Given instruction
What is the number of lines containing "Antoinette"? Give only that number.

++++ Stored data

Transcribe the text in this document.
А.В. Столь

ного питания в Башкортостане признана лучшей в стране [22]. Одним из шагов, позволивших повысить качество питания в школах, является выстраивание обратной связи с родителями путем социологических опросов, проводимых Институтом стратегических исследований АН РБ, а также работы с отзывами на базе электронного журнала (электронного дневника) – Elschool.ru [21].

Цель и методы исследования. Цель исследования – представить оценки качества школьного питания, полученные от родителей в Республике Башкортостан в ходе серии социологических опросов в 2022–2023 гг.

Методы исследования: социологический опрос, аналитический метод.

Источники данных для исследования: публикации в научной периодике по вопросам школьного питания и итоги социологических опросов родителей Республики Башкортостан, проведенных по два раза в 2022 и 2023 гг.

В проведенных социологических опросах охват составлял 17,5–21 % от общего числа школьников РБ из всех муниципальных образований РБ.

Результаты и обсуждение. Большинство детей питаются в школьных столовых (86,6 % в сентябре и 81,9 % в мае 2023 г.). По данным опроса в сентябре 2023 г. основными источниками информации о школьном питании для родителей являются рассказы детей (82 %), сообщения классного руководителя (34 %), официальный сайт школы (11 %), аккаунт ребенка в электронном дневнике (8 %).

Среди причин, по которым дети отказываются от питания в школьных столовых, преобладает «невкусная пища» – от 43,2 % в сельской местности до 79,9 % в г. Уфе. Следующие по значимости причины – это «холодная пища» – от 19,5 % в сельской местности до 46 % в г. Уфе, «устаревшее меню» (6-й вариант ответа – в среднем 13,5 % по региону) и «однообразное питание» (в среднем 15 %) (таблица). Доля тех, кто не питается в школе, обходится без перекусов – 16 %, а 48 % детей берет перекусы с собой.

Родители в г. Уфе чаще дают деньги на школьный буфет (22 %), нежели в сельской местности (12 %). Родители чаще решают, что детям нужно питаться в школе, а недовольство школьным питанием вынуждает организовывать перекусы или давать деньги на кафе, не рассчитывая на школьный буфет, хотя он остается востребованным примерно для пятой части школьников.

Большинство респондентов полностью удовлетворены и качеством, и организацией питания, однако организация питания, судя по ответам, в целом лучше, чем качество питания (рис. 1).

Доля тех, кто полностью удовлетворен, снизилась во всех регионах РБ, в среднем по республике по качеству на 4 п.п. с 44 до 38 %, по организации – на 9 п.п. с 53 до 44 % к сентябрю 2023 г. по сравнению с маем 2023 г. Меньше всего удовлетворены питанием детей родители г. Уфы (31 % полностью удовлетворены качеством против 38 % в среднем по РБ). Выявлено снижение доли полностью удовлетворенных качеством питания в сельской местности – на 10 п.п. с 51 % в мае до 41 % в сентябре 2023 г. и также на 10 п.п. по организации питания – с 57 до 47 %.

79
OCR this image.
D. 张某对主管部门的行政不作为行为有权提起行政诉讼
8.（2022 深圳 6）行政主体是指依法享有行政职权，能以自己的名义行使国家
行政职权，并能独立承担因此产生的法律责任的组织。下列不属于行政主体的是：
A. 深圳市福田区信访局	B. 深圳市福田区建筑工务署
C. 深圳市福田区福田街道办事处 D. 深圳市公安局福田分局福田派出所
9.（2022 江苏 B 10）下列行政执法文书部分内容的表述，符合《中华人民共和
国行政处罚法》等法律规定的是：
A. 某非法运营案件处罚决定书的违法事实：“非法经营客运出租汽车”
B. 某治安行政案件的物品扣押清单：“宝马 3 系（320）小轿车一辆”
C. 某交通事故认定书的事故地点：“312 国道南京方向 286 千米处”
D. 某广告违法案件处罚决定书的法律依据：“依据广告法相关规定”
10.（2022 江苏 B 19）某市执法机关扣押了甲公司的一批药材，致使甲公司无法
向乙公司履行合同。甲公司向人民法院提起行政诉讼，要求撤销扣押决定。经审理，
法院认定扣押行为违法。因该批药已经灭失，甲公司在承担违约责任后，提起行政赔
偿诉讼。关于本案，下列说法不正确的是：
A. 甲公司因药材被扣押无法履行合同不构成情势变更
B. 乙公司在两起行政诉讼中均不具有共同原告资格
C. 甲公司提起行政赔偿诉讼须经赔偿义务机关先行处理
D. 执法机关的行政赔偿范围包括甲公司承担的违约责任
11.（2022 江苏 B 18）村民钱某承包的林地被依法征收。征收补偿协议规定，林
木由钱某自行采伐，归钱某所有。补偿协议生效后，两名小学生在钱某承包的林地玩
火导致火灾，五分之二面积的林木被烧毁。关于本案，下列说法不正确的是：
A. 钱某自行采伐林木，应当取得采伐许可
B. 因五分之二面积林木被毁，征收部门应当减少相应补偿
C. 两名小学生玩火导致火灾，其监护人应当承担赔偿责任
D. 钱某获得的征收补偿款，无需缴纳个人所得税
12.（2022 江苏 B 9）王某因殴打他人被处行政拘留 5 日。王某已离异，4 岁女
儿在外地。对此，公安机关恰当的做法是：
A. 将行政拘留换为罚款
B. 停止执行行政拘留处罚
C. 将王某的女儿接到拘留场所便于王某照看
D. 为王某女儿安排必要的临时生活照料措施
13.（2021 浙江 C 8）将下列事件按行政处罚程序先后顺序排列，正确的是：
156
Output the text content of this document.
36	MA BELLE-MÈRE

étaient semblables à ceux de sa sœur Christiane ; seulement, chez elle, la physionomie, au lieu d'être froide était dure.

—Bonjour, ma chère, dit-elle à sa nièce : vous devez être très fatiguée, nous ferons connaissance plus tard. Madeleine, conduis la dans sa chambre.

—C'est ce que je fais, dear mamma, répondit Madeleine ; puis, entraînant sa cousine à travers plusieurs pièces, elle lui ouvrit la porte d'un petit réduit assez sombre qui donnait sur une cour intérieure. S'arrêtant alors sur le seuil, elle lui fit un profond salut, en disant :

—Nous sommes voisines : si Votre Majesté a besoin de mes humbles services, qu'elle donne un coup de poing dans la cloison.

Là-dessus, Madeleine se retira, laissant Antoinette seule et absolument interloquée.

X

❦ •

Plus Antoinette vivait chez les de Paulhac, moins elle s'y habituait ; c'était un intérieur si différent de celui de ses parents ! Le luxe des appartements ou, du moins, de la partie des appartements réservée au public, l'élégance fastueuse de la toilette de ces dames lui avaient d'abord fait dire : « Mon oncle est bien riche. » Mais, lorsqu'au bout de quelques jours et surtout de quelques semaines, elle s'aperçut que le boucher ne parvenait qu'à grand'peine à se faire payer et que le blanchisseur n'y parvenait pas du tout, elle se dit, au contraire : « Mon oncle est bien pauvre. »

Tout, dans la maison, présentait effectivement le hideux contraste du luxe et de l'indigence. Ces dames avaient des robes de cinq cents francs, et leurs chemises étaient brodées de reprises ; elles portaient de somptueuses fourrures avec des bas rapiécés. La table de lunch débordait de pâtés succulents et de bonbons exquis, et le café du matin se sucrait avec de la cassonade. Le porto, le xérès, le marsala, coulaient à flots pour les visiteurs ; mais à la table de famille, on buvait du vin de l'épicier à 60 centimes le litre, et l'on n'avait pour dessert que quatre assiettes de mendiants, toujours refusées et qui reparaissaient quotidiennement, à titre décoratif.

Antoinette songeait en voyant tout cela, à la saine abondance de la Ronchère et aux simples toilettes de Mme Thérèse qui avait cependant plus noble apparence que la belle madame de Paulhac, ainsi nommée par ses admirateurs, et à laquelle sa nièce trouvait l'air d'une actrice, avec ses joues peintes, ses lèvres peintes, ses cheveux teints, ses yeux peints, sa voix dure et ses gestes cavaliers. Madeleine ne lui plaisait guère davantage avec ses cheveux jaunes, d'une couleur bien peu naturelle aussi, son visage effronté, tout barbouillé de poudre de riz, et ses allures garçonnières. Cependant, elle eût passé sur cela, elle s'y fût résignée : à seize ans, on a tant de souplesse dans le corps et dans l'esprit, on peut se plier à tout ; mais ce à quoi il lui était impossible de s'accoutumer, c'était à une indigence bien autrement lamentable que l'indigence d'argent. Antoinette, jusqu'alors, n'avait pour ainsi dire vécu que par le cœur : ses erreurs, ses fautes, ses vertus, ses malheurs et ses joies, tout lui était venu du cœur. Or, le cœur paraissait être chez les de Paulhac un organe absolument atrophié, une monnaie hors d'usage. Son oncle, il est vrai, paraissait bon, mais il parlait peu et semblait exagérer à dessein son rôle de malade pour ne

++++++++

Reply
3